Input for this task »
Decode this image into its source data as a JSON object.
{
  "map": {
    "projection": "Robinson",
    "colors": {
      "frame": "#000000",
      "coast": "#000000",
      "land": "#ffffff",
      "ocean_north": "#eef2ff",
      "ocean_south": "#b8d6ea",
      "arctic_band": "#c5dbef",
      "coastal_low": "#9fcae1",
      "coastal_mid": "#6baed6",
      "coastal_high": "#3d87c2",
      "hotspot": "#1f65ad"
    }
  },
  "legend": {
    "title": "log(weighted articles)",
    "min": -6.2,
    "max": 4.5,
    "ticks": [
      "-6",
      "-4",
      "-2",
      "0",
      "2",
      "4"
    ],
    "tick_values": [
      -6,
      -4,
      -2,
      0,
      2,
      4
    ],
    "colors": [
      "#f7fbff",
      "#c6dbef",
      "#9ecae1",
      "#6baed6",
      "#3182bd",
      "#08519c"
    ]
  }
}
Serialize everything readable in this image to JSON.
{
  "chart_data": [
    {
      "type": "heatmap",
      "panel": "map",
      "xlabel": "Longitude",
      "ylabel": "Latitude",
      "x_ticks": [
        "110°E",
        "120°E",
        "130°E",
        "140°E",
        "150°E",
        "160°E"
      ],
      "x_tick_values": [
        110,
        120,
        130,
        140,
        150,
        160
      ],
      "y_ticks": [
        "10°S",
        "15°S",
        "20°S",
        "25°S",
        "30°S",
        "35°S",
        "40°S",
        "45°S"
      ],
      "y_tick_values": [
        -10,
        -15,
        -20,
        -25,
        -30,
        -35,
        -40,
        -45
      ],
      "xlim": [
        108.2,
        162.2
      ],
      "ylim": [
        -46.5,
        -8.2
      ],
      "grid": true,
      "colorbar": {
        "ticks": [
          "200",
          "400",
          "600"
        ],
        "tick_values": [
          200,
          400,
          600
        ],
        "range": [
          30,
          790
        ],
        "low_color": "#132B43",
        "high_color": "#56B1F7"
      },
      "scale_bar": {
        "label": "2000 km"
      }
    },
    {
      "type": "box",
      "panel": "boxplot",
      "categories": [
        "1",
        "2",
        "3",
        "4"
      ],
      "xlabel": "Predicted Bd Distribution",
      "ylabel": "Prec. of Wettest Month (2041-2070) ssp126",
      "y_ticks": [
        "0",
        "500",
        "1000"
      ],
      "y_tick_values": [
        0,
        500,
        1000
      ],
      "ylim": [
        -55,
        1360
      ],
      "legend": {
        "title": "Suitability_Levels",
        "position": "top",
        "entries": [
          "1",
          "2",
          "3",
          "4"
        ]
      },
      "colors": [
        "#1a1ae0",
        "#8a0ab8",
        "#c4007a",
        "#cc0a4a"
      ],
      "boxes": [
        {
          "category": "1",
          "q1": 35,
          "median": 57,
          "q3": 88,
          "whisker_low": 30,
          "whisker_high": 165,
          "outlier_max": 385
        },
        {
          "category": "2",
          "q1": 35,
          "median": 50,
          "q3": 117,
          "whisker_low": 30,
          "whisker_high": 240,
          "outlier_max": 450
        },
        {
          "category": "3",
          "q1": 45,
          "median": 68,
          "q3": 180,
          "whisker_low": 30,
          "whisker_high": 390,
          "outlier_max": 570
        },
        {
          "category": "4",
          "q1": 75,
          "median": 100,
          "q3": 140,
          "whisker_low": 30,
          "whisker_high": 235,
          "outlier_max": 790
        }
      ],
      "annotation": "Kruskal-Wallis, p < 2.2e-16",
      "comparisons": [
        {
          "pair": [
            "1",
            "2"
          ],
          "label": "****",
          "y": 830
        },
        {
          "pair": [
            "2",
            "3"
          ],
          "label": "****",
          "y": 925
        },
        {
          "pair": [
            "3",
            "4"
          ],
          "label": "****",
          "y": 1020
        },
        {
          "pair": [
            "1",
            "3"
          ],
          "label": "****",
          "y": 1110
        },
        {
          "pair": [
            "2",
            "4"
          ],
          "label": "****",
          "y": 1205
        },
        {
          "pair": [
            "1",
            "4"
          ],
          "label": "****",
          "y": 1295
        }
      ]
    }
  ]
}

Given task »
Only the number is wanted: how many lines above include the word "median"?

Worked answer »
4